Task data:
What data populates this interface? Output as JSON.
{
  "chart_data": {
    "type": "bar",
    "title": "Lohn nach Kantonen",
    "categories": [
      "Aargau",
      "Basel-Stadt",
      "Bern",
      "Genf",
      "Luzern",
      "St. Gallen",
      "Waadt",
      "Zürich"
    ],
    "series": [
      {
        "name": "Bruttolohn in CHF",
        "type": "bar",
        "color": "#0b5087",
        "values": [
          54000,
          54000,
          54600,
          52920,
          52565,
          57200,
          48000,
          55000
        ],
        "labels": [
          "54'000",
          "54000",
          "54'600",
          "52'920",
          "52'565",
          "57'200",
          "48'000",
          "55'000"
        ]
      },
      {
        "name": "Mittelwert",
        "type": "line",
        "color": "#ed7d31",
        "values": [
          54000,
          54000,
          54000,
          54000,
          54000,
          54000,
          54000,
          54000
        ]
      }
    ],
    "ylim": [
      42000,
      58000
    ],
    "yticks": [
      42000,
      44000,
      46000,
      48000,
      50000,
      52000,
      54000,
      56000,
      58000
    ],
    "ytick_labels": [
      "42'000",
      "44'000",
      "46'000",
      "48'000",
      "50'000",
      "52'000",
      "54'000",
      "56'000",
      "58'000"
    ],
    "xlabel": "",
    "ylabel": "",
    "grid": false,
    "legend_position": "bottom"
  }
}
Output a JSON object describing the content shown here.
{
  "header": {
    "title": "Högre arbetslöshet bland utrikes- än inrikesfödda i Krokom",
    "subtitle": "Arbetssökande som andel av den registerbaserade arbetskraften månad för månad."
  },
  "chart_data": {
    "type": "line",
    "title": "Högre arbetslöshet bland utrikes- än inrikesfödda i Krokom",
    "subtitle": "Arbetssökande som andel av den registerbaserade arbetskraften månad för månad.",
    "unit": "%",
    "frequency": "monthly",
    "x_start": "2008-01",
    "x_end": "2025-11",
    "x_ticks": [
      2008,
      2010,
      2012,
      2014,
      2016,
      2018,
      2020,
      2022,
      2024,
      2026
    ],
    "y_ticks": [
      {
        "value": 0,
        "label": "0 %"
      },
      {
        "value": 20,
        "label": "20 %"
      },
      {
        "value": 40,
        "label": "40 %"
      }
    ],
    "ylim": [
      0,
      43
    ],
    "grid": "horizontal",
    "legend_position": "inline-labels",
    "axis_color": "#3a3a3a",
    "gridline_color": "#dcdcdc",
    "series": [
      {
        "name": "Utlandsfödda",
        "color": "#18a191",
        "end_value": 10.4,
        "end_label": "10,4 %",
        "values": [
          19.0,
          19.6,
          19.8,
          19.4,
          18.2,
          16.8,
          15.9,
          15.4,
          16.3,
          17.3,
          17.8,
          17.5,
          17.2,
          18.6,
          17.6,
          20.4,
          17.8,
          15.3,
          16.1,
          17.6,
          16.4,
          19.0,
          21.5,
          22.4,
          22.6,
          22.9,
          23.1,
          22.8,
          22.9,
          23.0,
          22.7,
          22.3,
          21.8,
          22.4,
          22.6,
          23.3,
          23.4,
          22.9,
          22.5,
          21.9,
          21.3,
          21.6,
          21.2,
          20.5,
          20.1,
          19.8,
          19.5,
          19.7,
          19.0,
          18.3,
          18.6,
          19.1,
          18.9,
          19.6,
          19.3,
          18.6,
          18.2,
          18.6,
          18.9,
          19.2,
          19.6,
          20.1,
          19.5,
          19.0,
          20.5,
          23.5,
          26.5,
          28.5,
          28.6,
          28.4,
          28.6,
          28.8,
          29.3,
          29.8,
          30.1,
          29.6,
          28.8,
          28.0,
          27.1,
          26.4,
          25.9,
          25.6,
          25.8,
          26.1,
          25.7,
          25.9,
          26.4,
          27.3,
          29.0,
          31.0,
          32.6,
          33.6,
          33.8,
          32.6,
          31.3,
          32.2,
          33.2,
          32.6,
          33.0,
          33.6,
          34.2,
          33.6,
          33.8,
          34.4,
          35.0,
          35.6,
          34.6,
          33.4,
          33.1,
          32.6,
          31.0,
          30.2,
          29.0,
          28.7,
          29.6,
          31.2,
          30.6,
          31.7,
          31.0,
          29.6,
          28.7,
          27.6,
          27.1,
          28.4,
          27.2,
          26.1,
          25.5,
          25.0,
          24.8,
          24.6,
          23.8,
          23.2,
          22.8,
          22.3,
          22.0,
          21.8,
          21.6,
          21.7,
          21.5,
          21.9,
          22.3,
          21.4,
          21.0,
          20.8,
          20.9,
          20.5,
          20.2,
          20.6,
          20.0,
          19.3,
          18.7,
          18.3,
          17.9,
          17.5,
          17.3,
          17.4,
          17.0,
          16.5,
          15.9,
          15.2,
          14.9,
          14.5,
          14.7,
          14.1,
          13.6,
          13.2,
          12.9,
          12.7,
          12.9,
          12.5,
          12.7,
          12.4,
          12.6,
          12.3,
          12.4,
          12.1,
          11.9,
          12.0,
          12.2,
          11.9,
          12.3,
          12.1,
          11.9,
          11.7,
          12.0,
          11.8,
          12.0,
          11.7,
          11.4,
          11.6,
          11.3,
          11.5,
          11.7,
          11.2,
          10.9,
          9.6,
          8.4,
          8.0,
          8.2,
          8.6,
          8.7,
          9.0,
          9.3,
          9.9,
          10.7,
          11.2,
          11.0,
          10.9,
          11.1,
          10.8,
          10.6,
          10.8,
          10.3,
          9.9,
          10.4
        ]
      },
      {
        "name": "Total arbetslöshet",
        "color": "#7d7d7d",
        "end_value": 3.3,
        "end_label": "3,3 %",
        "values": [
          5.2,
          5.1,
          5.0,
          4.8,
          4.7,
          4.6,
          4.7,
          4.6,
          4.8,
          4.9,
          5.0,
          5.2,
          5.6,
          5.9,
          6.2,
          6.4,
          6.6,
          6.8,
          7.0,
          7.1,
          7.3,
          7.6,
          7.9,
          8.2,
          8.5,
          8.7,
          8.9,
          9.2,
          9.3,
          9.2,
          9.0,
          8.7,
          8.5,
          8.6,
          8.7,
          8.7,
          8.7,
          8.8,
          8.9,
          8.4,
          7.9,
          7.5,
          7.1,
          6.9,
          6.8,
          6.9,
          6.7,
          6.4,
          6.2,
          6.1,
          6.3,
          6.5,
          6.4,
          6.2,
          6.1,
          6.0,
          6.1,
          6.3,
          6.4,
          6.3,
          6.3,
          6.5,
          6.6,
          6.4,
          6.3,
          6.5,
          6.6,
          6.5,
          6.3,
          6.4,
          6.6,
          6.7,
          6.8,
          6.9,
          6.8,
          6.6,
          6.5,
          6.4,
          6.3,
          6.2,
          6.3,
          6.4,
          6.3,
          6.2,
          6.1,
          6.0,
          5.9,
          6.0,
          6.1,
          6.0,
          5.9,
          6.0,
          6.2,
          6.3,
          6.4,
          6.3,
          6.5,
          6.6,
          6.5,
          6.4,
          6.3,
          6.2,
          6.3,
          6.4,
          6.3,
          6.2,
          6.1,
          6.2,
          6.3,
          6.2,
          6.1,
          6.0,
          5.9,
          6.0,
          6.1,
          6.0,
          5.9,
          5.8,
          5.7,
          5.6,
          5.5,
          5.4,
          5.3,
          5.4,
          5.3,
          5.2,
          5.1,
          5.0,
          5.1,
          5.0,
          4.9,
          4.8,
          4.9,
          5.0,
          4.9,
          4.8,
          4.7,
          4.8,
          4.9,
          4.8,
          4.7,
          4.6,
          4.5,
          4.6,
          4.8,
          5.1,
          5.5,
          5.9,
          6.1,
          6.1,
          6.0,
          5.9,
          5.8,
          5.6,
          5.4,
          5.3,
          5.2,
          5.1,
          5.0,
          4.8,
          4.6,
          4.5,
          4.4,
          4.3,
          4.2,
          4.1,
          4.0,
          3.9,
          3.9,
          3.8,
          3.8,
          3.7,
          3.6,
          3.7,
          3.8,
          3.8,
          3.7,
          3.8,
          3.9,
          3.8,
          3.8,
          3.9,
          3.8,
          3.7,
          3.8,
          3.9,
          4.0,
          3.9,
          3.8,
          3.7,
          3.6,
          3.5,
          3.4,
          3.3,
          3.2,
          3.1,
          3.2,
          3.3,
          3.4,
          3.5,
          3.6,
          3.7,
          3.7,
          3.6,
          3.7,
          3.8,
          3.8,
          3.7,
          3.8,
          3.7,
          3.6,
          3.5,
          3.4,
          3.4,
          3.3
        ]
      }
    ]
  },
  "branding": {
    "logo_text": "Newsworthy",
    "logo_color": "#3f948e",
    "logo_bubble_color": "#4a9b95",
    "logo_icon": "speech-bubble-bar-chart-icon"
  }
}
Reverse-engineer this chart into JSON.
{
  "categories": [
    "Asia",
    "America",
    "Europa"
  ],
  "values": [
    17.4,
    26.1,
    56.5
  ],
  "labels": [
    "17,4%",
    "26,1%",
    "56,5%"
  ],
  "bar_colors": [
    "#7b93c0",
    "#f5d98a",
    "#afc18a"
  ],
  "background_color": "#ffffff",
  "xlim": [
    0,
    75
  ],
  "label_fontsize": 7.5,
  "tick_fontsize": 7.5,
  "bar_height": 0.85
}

Work to be completed:
Go through the material above and count the lines that contain "JSON"; answer with the number alone.

Response:
3